┌─ Information given

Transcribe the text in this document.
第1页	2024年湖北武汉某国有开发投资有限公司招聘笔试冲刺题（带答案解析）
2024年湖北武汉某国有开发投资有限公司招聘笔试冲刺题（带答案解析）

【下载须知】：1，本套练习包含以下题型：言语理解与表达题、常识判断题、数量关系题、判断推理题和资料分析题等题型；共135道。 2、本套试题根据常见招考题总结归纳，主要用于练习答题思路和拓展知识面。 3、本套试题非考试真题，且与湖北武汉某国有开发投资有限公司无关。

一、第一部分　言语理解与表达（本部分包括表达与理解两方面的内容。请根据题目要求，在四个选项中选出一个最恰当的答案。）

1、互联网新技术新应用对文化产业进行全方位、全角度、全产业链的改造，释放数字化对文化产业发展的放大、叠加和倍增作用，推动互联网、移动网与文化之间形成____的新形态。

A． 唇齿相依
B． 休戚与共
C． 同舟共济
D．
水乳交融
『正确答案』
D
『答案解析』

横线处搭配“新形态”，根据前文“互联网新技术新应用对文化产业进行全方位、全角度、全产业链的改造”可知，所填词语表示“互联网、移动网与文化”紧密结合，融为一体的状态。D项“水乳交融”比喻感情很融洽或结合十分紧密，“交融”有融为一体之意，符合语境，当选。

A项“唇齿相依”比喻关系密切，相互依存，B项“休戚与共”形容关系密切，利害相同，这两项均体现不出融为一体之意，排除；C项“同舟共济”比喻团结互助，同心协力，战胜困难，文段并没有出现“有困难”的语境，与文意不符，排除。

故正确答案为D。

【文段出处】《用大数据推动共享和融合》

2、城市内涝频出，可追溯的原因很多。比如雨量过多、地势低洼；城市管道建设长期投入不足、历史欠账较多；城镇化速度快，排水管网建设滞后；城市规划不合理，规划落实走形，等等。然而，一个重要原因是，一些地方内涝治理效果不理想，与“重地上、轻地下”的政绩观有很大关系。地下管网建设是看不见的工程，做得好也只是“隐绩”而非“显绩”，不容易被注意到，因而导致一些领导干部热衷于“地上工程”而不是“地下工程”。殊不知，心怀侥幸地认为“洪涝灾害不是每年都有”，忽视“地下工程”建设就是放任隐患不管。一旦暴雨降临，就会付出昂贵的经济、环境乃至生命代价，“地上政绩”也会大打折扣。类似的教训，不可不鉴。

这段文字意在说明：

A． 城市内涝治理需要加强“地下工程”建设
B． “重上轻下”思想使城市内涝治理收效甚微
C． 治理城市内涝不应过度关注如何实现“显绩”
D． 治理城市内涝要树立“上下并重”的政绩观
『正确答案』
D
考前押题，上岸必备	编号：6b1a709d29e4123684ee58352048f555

└─

*Set task*: Hand back the material above in full, exactly as written.

*Final result*:
Transcribe the text in this document.
第1页	2024年湖北武汉某国有开发投资有限公司招聘笔试冲刺题（带答案解析）
2024年湖北武汉某国有开发投资有限公司招聘笔试冲刺题（带答案解析）

【下载须知】：1，本套练习包含以下题型：言语理解与表达题、常识判断题、数量关系题、判断推理题和资料分析题等题型；共135道。 2、本套试题根据常见招考题总结归纳，主要用于练习答题思路和拓展知识面。 3、本套试题非考试真题，且与湖北武汉某国有开发投资有限公司无关。

一、第一部分　言语理解与表达（本部分包括表达与理解两方面的内容。请根据题目要求，在四个选项中选出一个最恰当的答案。）

1、互联网新技术新应用对文化产业进行全方位、全角度、全产业链的改造，释放数字化对文化产业发展的放大、叠加和倍增作用，推动互联网、移动网与文化之间形成____的新形态。

A． 唇齿相依
B． 休戚与共
C． 同舟共济
D．
水乳交融
『正确答案』
D
『答案解析』

横线处搭配“新形态”，根据前文“互联网新技术新应用对文化产业进行全方位、全角度、全产业链的改造”可知，所填词语表示“互联网、移动网与文化”紧密结合，融为一体的状态。D项“水乳交融”比喻感情很融洽或结合十分紧密，“交融”有融为一体之意，符合语境，当选。

A项“唇齿相依”比喻关系密切，相互依存，B项“休戚与共”形容关系密切，利害相同，这两项均体现不出融为一体之意，排除；C项“同舟共济”比喻团结互助，同心协力，战胜困难，文段并没有出现“有困难”的语境，与文意不符，排除。

故正确答案为D。

【文段出处】《用大数据推动共享和融合》

2、城市内涝频出，可追溯的原因很多。比如雨量过多、地势低洼；城市管道建设长期投入不足、历史欠账较多；城镇化速度快，排水管网建设滞后；城市规划不合理，规划落实走形，等等。然而，一个重要原因是，一些地方内涝治理效果不理想，与“重地上、轻地下”的政绩观有很大关系。地下管网建设是看不见的工程，做得好也只是“隐绩”而非“显绩”，不容易被注意到，因而导致一些领导干部热衷于“地上工程”而不是“地下工程”。殊不知，心怀侥幸地认为“洪涝灾害不是每年都有”，忽视“地下工程”建设就是放任隐患不管。一旦暴雨降临，就会付出昂贵的经济、环境乃至生命代价，“地上政绩”也会大打折扣。类似的教训，不可不鉴。

这段文字意在说明：

A． 城市内涝治理需要加强“地下工程”建设
B． “重上轻下”思想使城市内涝治理收效甚微
C． 治理城市内涝不应过度关注如何实现“显绩”
D． 治理城市内涝要树立“上下并重”的政绩观
『正确答案』
D
考前押题，上岸必备	编号：6b1a709d29e4123684ee58352048f555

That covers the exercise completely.